■ **Given request**: Reproduce all entries word for word.

■ **Input data**:
[BEGIN]
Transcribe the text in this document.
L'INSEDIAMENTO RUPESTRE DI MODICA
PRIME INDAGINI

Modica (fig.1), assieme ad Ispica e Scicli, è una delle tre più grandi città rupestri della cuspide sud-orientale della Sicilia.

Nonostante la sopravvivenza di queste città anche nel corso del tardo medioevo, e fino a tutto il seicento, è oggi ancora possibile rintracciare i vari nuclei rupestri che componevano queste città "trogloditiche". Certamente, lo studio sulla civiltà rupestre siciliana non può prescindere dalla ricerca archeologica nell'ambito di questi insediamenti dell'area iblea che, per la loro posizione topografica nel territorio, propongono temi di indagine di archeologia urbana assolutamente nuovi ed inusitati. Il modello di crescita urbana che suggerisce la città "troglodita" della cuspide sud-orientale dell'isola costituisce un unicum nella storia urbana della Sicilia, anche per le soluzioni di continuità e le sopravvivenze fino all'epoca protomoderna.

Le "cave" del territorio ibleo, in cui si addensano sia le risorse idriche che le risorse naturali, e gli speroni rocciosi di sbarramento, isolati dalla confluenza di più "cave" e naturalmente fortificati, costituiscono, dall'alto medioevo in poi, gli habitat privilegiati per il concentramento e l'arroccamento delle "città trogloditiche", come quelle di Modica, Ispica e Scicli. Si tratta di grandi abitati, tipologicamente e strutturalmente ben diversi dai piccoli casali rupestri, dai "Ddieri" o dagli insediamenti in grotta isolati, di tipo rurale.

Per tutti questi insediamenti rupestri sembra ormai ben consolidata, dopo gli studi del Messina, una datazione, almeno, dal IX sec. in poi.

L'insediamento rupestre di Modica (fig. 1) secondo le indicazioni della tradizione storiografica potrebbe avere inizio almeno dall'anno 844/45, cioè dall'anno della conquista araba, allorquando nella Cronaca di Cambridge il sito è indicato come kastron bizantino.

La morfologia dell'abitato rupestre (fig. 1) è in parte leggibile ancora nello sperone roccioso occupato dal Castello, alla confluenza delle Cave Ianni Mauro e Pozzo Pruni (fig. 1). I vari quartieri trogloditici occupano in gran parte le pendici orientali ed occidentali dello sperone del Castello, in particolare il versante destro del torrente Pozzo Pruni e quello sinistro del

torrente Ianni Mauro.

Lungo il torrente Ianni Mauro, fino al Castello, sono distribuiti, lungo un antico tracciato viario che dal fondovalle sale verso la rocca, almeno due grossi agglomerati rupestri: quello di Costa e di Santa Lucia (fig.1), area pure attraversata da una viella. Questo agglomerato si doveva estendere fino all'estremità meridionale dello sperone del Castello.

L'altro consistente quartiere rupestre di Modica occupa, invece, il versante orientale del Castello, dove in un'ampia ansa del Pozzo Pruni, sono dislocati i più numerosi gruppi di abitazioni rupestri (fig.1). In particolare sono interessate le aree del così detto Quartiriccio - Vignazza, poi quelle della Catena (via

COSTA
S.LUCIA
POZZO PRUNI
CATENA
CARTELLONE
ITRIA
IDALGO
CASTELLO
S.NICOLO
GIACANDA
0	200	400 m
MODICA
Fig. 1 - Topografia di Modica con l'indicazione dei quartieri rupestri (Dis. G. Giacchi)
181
[END]
■ **Output of the exercise**:
Transcribe the text in this document.
L'INSEDIAMENTO RUPESTRE DI MODICA
PRIME INDAGINI

Modica (fig.1), assieme ad Ispica e Scicli, è una delle tre più grandi città rupestri della cuspide sud-orientale della Sicilia.

Nonostante la sopravvivenza di queste città anche nel corso del tardo medioevo, e fino a tutto il seicento, è oggi ancora possibile rintracciare i vari nuclei rupestri che componevano queste città "trogloditiche". Certamente, lo studio sulla civiltà rupestre siciliana non può prescindere dalla ricerca archeologica nell'ambito di questi insediamenti dell'area iblea che, per la loro posizione topografica nel territorio, propongono temi di indagine di archeologia urbana assolutamente nuovi ed inusitati. Il modello di crescita urbana che suggerisce la città "troglodita" della cuspide sud-orientale dell'isola costituisce un unicum nella storia urbana della Sicilia, anche per le soluzioni di continuità e le sopravvivenze fino all'epoca protomoderna.

Le "cave" del territorio ibleo, in cui si addensano sia le risorse idriche che le risorse naturali, e gli speroni rocciosi di sbarramento, isolati dalla confluenza di più "cave" e naturalmente fortificati, costituiscono, dall'alto medioevo in poi, gli habitat privilegiati per il concentramento e l'arroccamento delle "città trogloditiche", come quelle di Modica, Ispica e Scicli. Si tratta di grandi abitati, tipologicamente e strutturalmente ben diversi dai piccoli casali rupestri, dai "Ddieri" o dagli insediamenti in grotta isolati, di tipo rurale.

Per tutti questi insediamenti rupestri sembra ormai ben consolidata, dopo gli studi del Messina, una datazione, almeno, dal IX sec. in poi.

L'insediamento rupestre di Modica (fig. 1) secondo le indicazioni della tradizione storiografica potrebbe avere inizio almeno dall'anno 844/45, cioè dall'anno della conquista araba, allorquando nella Cronaca di Cambridge il sito è indicato come kastron bizantino.

La morfologia dell'abitato rupestre (fig. 1) è in parte leggibile ancora nello sperone roccioso occupato dal Castello, alla confluenza delle Cave Ianni Mauro e Pozzo Pruni (fig. 1). I vari quartieri trogloditici occupano in gran parte le pendici orientali ed occidentali dello sperone del Castello, in particolare il versante destro del torrente Pozzo Pruni e quello sinistro del

torrente Ianni Mauro.

Lungo il torrente Ianni Mauro, fino al Castello, sono distribuiti, lungo un antico tracciato viario che dal fondovalle sale verso la rocca, almeno due grossi agglomerati rupestri: quello di Costa e di Santa Lucia (fig.1), area pure attraversata da una viella. Questo agglomerato si doveva estendere fino all'estremità meridionale dello sperone del Castello.

L'altro consistente quartiere rupestre di Modica occupa, invece, il versante orientale del Castello, dove in un'ampia ansa del Pozzo Pruni, sono dislocati i più numerosi gruppi di abitazioni rupestri (fig.1). In particolare sono interessate le aree del così detto Quartiriccio - Vignazza, poi quelle della Catena (via

COSTA
S.LUCIA
POZZO PRUNI
CATENA
CARTELLONE
ITRIA
IDALGO
CASTELLO
S.NICOLO
GIACANDA
0	200	400 m
MODICA
Fig. 1 - Topografia di Modica con l'indicazione dei quartieri rupestri (Dis. G. Giacchi)
181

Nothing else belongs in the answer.